§ **Exercise brief**:
Lines holding the string "Sendai" are the ones to copy; find them all in the data.

>> Begin

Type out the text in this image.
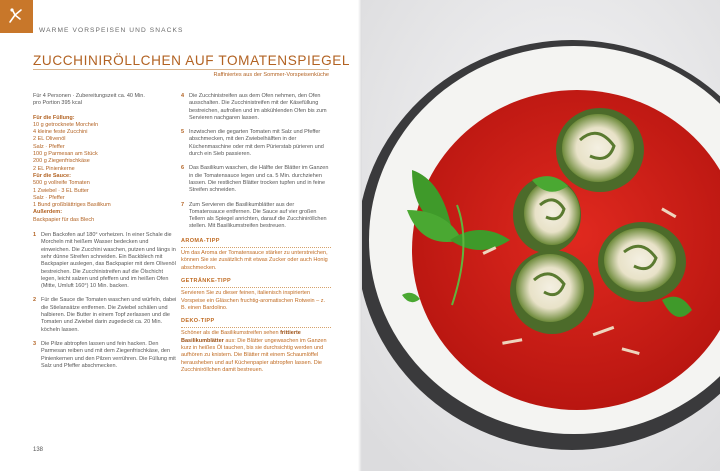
WARME VORSPEISEN UND SNACKS
ZUCCHINIRÖLLCHEN AUF TOMATENSPIEGEL
Raffiniertes aus der Sommer-Vorspeisenküche
Für 4 Personen · Zubereitungszeit ca. 40 Min.
pro Portion 395 kcal
Für die Füllung:
10 g getrocknete Morcheln
4 kleine feste Zucchini
2 EL Olivenöl
Salz · Pfeffer
100 g Parmesan am Stück
200 g Ziegenfrischkäse
2 EL Pinienkerne
Für die Sauce:
500 g vollreife Tomaten
1 Zwiebel · 3 EL Butter
Salz · Pfeffer
1 Bund großblättriges Basilikum
Außerdem:
Backpapier für das Blech
1 Den Backofen auf 180° vorheizen. In einer Schale die Morcheln mit heißem Wasser bedecken und einweichen. Die Zucchini waschen, putzen und längs in sehr dünne Streifen schneiden. Ein Backblech mit Backpapier auslegen, das Backpapier mit dem Olivenöl bestreichen. Die Zucchinistreifen auf die Ölschicht legen, leicht salzen und pfeffern und im heißen Ofen (Mitte, Umluft 160°) 10 Min. backen.
2 Für die Sauce die Tomaten waschen und würfeln, dabei die Stielansätze entfernen. Die Zwiebel schälen und halbieren. Die Butter in einem Topf zerlassen und die Tomaten und Zwiebel darin zugedeckt ca. 20 Min. köcheln lassen.
3 Die Pilze abtropfen lassen und fein hacken. Den Parmesan reiben und mit dem Ziegenfrischkäse, den Pinienkernen und den Pilzen verrühren. Die Füllung mit Salz und Pfeffer abschmecken.
4 Die Zucchinistreifen aus dem Ofen nehmen, den Ofen ausschalten. Die Zucchinistreifen mit der Käsefüllung bestreichen, aufrollen und im abkühlenden Ofen bis zum Servieren nachgaren lassen.
5 Inzwischen die gegarten Tomaten mit Salz und Pfeffer abschmecken, mit den Zwiebelhälften in der Küchenmaschine oder mit dem Pürierstab pürieren und durch ein Sieb passieren.
6 Das Basilikum waschen, die Hälfte der Blätter im Ganzen in die Tomatensauce legen und ca. 5 Min. durchziehen lassen. Die restlichen Blätter trocken tupfen und in feine Streifen schneiden.
7 Zum Servieren die Basilikumblätter aus der Tomatensauce entfernen. Die Sauce auf vier großen Tellern als Spiegel anrichten, darauf die Zucchiniröllchen stellen. Mit Basilikumstreifen bestreuen.
AROMA-TIPP
Um das Aroma der Tomatensauce stärker zu unterstreichen, können Sie sie zusätzlich mit etwas Zucker oder auch Honig abschmecken.
GETRÄNKE-TIPP
Servieren Sie zu dieser feinen, italienisch inspirierten Vorspeise ein Gläschen fruchtig-aromatischen Rotwein – z. B. einen Bardolino.
DEKO-TIPP
Schöner als die Basilikumstreifen sehen frittierte Basilikumblätter aus: Die Blätter ungewaschen im Ganzen kurz in heißes Öl tauchen, bis sie durchsichtig werden und aufhören zu knistern. Die Blätter mit einem Schaumlöffel herausheben und auf Küchenpapier abtropfen lassen. Die Zucchiniröllchen damit bestreuen.
138
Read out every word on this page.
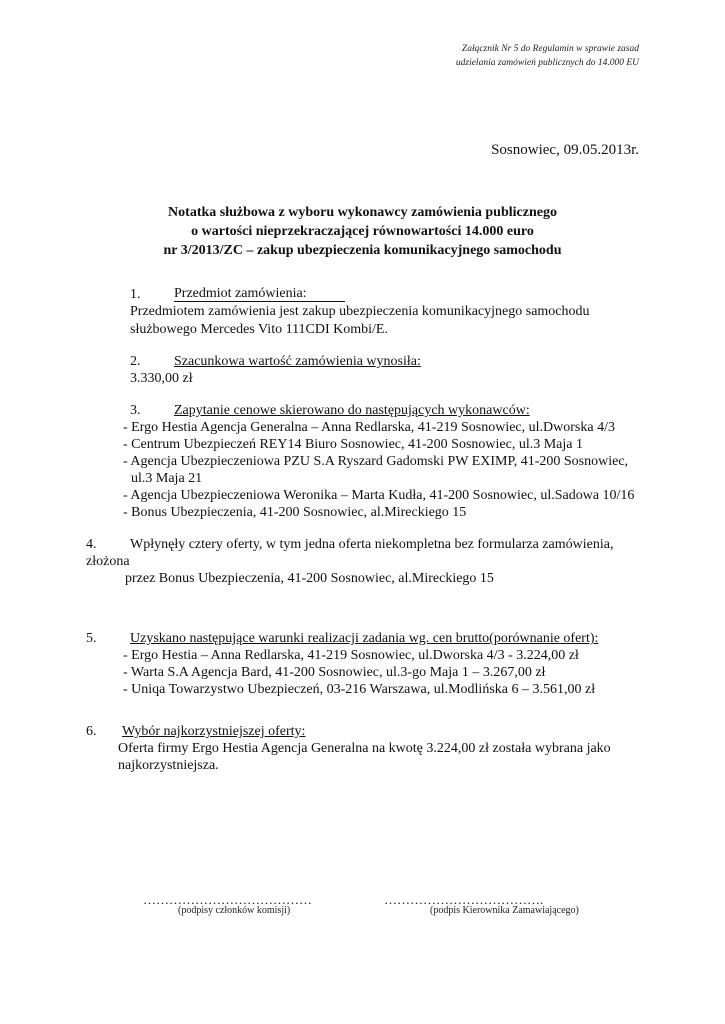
Załącznik Nr 5 do Regulamin w sprawie zasad
udzielania zamówień publicznych do 14.000 EU
Sosnowiec, 09.05.2013r.
Notatka służbowa z wyboru wykonawcy zamówienia publicznego
o wartości nieprzekraczającej równowartości 14.000 euro
nr 3/2013/ZC – zakup ubezpieczenia komunikacyjnego samochodu
1. Przedmiot zamówienia:
Przedmiotem zamówienia jest zakup ubezpieczenia komunikacyjnego samochodu
służbowego Mercedes Vito 111CDI Kombi/E.
2. Szacunkowa wartość zamówienia wynosiła:
3.330,00 zł
3. Zapytanie cenowe skierowano do następujących wykonawców:
- Ergo Hestia Agencja Generalna – Anna Redlarska, 41-219 Sosnowiec, ul.Dworska 4/3
- Centrum Ubezpieczeń REY14 Biuro Sosnowiec, 41-200 Sosnowiec, ul.3 Maja 1
- Agencja Ubezpieczeniowa PZU S.A Ryszard Gadomski PW EXIMP, 41-200 Sosnowiec,
ul.3 Maja 21
- Agencja Ubezpieczeniowa Weronika – Marta Kudła, 41-200 Sosnowiec, ul.Sadowa 10/16
- Bonus Ubezpieczenia, 41-200 Sosnowiec, al.Mireckiego 15
4. Wpłynęły cztery oferty, w tym jedna oferta niekompletna bez formularza zamówienia,
złożona
przez Bonus Ubezpieczenia, 41-200 Sosnowiec, al.Mireckiego 15
5. Uzyskano następujące warunki realizacji zadania wg. cen brutto(porównanie ofert):
- Ergo Hestia – Anna Redlarska, 41-219 Sosnowiec, ul.Dworska 4/3 - 3.224,00 zł
- Warta S.A Agencja Bard, 41-200 Sosnowiec, ul.3-go Maja 1 – 3.267,00 zł
- Uniqa Towarzystwo Ubezpieczeń, 03-216 Warszawa, ul.Modlińska 6 – 3.561,00 zł
6. Wybór najkorzystniejszej oferty:
Oferta firmy Ergo Hestia Agencja Generalna na kwotę 3.224,00 zł została wybrana jako
najkorzystniejsza.
…………………………………
(podpisy członków komisji)
……………………………….
(podpis Kierownika Zamawiającego)
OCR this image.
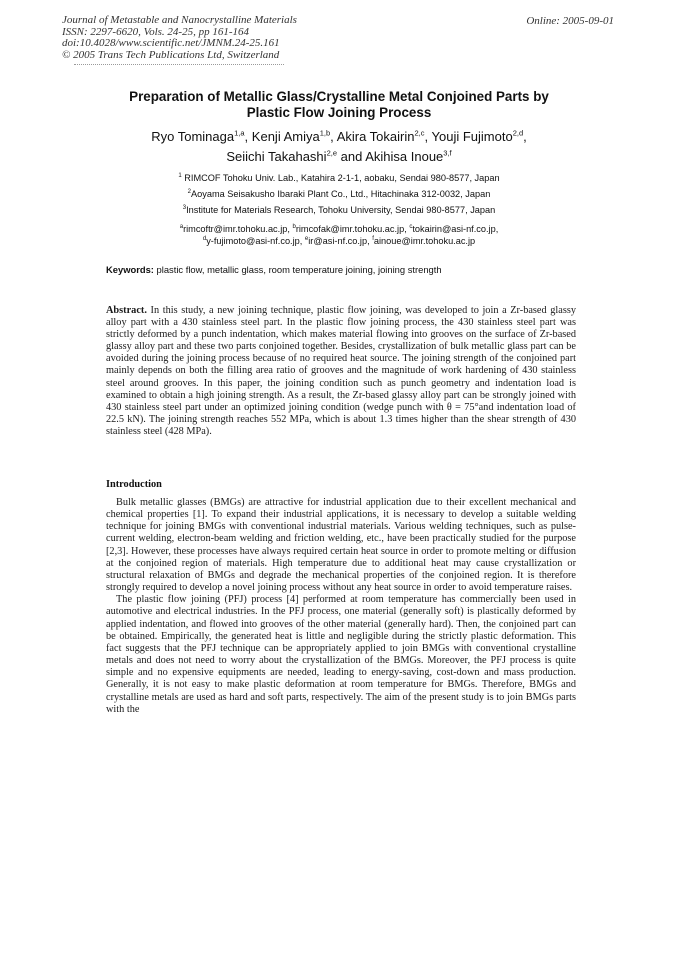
Journal of Metastable and Nanocrystalline Materials
ISSN: 2297-6620, Vols. 24-25, pp 161-164
doi:10.4028/www.scientific.net/JMNM.24-25.161
© 2005 Trans Tech Publications Ltd, Switzerland
Online: 2005-09-01
Preparation of Metallic Glass/Crystalline Metal Conjoined Parts by
Plastic Flow Joining Process
Ryo Tominaga$^{1,a}$, Kenji Amiya$^{1,b}$, Akira Tokairin$^{2,c}$, Youji Fujimoto$^{2,d}$,
Seiichi Takahashi$^{2,e}$ and Akihisa Inoue$^{3,f}$
$^1$ RIMCOF Tohoku Univ. Lab., Katahira 2-1-1, aobaku, Sendai 980-8577, Japan
$^2$Aoyama Seisakusho Ibaraki Plant Co., Ltd., Hitachinaka 312-0032, Japan
$^3$Institute for Materials Research, Tohoku University, Sendai 980-8577, Japan
$^a$rimcoftr@imr.tohoku.ac.jp, $^b$rimcofak@imr.tohoku.ac.jp, $^c$tokairin@asi-nf.co.jp,
$^d$y-fujimoto@asi-nf.co.jp, $^e$ir@asi-nf.co.jp, $^f$ainoue@imr.tohoku.ac.jp
Keywords: plastic flow, metallic glass, room temperature joining, joining strength
Abstract. In this study, a new joining technique, plastic flow joining, was developed to join a Zr-based glassy alloy part with a 430 stainless steel part. In the plastic flow joining process, the 430 stainless steel part was strictly deformed by a punch indentation, which makes material flowing into grooves on the surface of Zr-based glassy alloy part and these two parts conjoined together. Besides, crystallization of bulk metallic glass part can be avoided during the joining process because of no required heat source. The joining strength of the conjoined part mainly depends on both the filling area ratio of grooves and the magnitude of work hardening of 430 stainless steel around grooves. In this paper, the joining condition such as punch geometry and indentation load is examined to obtain a high joining strength. As a result, the Zr-based glassy alloy part can be strongly joined with 430 stainless steel part under an optimized joining condition (wedge punch with θ = 75°and indentation load of 22.5 kN). The joining strength reaches 552 MPa, which is about 1.3 times higher than the shear strength of 430 stainless steel (428 MPa).
Introduction

Bulk metallic glasses (BMGs) are attractive for industrial application due to their excellent mechanical and chemical properties [1]. To expand their industrial applications, it is necessary to develop a suitable welding technique for joining BMGs with conventional industrial materials. Various welding techniques, such as pulse-current welding, electron-beam welding and friction welding, etc., have been practically studied for the purpose [2,3]. However, these processes have always required certain heat source in order to promote melting or diffusion at the conjoined region of materials. High temperature due to additional heat may cause crystallization or structural relaxation of BMGs and degrade the mechanical properties of the conjoined region. It is therefore strongly required to develop a novel joining process without any heat source in order to avoid temperature raises.

The plastic flow joining (PFJ) process [4] performed at room temperature has commercially been used in automotive and electrical industries. In the PFJ process, one material (generally soft) is plastically deformed by applied indentation, and flowed into grooves of the other material (generally hard). Then, the conjoined part can be obtained. Empirically, the generated heat is little and negligible during the strictly plastic deformation. This fact suggests that the PFJ technique can be appropriately applied to join BMGs with conventional crystalline metals and does not need to worry about the crystallization of the BMGs. Moreover, the PFJ process is quite simple and no expensive equipments are needed, leading to energy-saving, cost-down and mass production. Generally, it is not easy to make plastic deformation at room temperature for BMGs. Therefore, BMGs and crystalline metals are used as hard and soft parts, respectively. The aim of the present study is to join BMGs parts with the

>> End

§ **Exercise result**:
$^1$ RIMCOF Tohoku Univ. Lab., Katahira 2-1-1, aobaku, Sendai 980-8577, Japan
$^3$Institute for Materials Research, Tohoku University, Sendai 980-8577, Japan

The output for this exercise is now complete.